[Items listed in a dataset]
=======

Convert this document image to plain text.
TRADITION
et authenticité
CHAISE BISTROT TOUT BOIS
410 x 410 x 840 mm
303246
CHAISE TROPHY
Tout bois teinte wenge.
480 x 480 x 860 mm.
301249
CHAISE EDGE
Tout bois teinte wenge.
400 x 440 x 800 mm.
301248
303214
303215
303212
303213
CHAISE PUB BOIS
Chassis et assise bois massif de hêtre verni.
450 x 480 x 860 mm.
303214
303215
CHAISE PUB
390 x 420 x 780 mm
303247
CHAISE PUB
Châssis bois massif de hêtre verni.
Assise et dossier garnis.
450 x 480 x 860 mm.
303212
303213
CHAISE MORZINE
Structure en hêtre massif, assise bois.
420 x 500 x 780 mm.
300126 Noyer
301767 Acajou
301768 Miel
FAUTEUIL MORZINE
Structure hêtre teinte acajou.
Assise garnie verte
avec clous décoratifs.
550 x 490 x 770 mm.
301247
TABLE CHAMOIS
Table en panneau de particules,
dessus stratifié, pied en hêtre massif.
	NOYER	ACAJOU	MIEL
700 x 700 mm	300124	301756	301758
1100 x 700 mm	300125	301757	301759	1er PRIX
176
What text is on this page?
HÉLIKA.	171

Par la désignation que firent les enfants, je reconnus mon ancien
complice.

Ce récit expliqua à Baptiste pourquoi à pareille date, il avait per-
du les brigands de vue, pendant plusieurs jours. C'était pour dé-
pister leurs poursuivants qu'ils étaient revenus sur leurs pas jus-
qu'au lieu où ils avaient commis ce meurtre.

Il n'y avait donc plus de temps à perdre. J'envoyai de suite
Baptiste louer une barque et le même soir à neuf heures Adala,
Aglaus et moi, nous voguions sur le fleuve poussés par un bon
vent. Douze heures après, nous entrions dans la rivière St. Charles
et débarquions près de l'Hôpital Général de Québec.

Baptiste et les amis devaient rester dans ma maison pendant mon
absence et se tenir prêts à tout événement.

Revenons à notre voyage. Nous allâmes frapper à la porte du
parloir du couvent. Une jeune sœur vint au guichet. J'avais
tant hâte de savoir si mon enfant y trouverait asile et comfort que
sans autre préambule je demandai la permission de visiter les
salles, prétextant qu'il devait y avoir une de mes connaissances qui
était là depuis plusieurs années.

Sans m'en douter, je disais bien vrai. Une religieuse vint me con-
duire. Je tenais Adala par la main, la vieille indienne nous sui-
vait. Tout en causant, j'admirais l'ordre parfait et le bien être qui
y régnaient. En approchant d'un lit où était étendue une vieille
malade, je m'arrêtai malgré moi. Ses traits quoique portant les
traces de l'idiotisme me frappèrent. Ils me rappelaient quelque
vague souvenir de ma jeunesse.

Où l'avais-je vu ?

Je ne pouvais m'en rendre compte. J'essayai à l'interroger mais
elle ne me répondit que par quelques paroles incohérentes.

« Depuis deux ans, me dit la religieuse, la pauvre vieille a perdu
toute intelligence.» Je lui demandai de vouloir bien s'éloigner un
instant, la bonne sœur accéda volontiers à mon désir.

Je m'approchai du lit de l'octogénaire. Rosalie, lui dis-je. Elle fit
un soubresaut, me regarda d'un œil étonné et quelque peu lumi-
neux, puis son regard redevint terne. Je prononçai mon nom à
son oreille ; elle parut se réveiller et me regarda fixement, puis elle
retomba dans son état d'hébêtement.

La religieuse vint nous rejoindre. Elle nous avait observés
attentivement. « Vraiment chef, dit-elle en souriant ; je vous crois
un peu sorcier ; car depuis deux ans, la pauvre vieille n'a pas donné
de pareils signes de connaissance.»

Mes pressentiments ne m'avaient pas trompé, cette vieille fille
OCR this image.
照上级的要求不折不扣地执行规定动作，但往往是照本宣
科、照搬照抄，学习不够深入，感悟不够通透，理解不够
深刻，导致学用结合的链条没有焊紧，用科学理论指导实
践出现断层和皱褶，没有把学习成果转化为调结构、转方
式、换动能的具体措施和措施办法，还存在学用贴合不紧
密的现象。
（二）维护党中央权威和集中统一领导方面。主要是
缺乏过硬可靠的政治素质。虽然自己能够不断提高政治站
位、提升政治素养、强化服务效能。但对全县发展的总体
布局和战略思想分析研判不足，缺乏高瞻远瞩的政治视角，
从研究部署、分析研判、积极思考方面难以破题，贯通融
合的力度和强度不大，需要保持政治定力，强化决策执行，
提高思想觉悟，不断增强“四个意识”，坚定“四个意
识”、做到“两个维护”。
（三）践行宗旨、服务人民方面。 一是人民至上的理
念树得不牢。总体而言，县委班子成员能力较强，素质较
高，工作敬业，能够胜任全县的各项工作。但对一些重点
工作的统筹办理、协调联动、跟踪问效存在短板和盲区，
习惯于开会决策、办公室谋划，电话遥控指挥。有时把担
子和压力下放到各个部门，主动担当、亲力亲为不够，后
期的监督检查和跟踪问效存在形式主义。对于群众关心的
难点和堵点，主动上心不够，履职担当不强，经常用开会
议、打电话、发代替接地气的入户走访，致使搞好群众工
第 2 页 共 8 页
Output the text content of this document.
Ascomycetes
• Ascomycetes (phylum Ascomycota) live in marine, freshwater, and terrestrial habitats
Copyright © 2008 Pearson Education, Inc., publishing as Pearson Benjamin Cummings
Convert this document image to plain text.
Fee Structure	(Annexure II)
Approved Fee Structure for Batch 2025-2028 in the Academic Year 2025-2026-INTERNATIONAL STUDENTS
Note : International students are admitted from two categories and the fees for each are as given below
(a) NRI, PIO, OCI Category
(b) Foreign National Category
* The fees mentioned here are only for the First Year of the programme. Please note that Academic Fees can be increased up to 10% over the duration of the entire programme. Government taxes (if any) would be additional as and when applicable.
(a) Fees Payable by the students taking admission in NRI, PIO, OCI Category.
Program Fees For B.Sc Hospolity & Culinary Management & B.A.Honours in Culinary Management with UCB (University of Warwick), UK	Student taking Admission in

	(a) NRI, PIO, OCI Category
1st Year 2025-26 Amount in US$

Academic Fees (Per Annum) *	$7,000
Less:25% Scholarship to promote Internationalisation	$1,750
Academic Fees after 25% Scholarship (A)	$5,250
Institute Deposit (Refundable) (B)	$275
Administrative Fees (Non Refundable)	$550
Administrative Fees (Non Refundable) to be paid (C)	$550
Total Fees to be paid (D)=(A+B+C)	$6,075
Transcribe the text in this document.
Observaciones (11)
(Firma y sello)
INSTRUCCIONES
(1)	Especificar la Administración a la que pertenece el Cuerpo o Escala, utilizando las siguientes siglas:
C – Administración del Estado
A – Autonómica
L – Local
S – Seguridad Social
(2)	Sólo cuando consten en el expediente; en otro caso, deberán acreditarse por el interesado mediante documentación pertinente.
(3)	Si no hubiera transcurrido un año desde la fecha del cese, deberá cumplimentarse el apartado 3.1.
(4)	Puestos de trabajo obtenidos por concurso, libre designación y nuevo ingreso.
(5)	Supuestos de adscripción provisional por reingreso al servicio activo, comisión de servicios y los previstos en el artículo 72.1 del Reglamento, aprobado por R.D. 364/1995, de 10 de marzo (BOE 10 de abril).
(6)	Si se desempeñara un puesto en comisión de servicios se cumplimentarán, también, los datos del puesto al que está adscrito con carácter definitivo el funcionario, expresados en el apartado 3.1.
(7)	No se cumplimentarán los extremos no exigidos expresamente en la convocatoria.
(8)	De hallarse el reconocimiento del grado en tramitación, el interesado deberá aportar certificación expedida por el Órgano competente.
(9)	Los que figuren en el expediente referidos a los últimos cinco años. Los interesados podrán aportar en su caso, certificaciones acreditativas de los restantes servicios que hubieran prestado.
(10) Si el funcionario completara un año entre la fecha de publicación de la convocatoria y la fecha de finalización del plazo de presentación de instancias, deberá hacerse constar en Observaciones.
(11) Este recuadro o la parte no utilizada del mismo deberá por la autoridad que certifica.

=======

> **What needs to be done**: Pull out each line of the records holding the string "avait".

> **Problem solution**:
Ce récit expliqua à Baptiste pourquoi à pareille date, il avait per-
Il n'y avait donc plus de temps à perdre. J'envoyai de suite
La religieuse vint nous rejoindre. Elle nous avait observés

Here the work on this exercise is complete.